            return [ complicationFaceView ] as Array<Views or InputDelegates>;
        }
    }
    
    function getApp() as ComplicationFaceApp {
        return Application.getApp() as ComplicationFaceApp;
    }

    3c) Replace source/ComplicationFaceView.mc with:

    import Toybox.Graphics;
    import Toybox.Lang;
    import Toybox.System;
    import Toybox.WatchUi;
    
    class ComplicationFaceView extends WatchUi.WatchFace {
        function initialize() {
            WatchFace.initialize();
        }
    
        function onLayout(dc as Dc) as Void {
            setLayout(Rez.Layouts.WatchFace(dc));
        }
    
        var heartRate = null;
    
        function onUpdate(dc as Dc) as Void {
            var view = View.findDrawableById("HeartRateLabel") as Text;
            if (heartRate != null) {
                view.setText("" + heartRate);
            }
            View.onUpdate(dc);
        }
    
        function updateHeartRate(updatedHeartRate) {
            heartRate = updatedHeartRate;
        }
    }

    If you run this in the sim, you will see the continuously-updated HR value displayed in the center of the watchface.

    One of my questions around this feature is exactly how useful it is for device apps. Since device apps don't run in the background while you're looking at a watch face (as far as I know), it seems that you'll only get the data from the last time the app was active, which might not be useful in all cases. (Unless I'm missing something here.)

  • With a "normal" device app, the background will run if the main app itself or another CIQ device app isn't running.  Then you add in super apps, which are really device apps with a glance view on 4.x devices,.  To me, it makes sense that both could be publishers.

    the background service part looks to be the important part to me.

  • So data will be updated every 5 minutes.

    So it can't be any frequent change data like HR and a lot of additional code end checking nulls.

    So advantage from complication are

    - other WF can use data from apps if it will be public

    - I can use more memory dividing code between WF and publishers but will have to ask user to install publisher (and update parallel) - but if I have enough memory I can put my code into app's background

    - I can exitTo system/dev app but not on not touched device

  • I'm pretty sure complications will only be available on touch devices.  The current generation are usually touch or touch+button - the v2, v2+, 955, f7, epix2.  In CIQ, HR might not be a great example here, as any watch face can get that pretty easily.  But there are metrics that aren't exposed in CIQ where this would be useful.

▶ **Listed records**

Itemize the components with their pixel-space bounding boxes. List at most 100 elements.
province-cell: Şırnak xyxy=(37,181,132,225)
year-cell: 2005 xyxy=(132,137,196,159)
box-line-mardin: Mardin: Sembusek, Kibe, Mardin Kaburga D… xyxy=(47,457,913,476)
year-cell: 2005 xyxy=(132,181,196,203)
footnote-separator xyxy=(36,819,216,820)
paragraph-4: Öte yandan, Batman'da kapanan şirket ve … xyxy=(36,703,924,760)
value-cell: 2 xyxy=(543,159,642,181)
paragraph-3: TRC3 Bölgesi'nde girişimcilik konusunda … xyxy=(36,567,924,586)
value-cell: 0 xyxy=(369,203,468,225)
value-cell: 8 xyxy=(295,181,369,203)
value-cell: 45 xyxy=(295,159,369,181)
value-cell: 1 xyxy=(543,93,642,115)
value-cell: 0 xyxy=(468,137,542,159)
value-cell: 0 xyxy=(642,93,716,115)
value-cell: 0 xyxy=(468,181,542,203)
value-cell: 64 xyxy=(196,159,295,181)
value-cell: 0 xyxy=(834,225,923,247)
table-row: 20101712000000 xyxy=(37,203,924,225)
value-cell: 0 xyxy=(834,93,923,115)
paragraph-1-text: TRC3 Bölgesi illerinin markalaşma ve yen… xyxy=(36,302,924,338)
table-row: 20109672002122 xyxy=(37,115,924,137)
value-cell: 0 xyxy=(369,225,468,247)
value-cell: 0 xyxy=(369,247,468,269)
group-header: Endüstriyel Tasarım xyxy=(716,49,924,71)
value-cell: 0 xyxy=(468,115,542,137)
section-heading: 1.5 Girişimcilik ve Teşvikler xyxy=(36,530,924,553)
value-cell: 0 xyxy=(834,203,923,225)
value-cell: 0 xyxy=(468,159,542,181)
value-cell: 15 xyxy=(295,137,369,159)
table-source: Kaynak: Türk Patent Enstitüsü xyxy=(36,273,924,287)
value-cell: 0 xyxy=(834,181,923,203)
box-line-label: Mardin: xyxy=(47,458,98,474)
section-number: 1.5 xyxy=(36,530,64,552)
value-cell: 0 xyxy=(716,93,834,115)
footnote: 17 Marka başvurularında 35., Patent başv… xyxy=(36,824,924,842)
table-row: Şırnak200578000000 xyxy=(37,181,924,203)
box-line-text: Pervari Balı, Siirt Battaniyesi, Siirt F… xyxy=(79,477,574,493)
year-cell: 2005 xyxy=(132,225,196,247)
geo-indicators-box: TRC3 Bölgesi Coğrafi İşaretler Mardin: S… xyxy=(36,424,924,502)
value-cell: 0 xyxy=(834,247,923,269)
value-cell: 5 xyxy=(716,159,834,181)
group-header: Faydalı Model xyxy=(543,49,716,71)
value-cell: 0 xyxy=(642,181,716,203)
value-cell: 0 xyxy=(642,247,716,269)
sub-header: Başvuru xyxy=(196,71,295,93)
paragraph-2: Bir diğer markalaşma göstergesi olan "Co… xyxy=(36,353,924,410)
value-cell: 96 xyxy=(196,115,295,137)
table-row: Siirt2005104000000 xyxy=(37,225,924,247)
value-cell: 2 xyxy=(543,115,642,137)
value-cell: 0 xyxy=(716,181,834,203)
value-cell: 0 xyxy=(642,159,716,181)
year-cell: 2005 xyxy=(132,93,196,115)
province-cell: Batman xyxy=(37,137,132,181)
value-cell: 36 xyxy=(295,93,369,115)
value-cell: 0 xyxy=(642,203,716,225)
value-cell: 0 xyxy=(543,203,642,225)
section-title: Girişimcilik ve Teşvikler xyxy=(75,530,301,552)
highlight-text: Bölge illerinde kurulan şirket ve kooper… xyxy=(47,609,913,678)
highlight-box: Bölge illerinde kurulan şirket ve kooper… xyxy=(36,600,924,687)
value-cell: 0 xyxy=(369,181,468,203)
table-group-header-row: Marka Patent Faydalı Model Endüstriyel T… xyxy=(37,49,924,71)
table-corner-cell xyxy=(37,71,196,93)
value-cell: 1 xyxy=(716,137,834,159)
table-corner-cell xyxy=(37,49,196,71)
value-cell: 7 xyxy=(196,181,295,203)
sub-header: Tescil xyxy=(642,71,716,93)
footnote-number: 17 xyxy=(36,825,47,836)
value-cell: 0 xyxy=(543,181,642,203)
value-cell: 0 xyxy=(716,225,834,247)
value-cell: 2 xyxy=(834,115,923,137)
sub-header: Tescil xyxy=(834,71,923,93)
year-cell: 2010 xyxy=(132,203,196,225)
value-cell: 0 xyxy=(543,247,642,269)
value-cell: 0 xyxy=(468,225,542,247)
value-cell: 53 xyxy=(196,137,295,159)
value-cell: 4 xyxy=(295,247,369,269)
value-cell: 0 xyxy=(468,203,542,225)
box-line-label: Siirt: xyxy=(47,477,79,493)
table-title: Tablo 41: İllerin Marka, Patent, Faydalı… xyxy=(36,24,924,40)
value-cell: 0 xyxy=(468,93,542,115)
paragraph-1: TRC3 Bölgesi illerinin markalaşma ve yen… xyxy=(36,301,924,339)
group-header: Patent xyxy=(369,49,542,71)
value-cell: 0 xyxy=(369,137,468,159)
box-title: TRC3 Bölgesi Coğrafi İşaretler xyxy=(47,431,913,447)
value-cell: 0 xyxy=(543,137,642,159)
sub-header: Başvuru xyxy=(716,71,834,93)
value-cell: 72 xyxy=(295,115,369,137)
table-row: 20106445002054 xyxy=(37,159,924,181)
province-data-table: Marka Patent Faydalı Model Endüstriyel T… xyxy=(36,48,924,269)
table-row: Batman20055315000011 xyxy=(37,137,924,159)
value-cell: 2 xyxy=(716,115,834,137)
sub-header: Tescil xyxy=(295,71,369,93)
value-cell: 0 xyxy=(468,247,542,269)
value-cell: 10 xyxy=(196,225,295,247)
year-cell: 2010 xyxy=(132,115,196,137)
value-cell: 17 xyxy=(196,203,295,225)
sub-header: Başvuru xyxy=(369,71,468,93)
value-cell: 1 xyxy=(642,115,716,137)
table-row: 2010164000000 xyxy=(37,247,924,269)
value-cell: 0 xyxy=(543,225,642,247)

▶ **Questions on the material**
a) In the discussion of watch-face complications, how often will data be updated?
b) In the discussion of watch-face complications, update the part that begins with "- other WF can" and ends with "would be useful." by putting "RAM" in place of "memory".

▶ **Solutions**
a) Every 5 minutes.

b)
- other WF can use data from apps if it will be public

    - I can use more RAM dividing code between WF and publishers but will have to ask user to install publisher (and update parallel) - but if I have enough RAM I can put my code into app's background

    - I can exitTo system/dev app but not on not touched device

  • I'm pretty sure complications will only be available on touch devices.  The current generation are usually touch or touch+button - the v2, v2+, 955, f7, epix2.  In CIQ, HR might not be a great example here, as any watch face can get that pretty easily.  But there are metrics that aren't exposed in CIQ where this would be useful.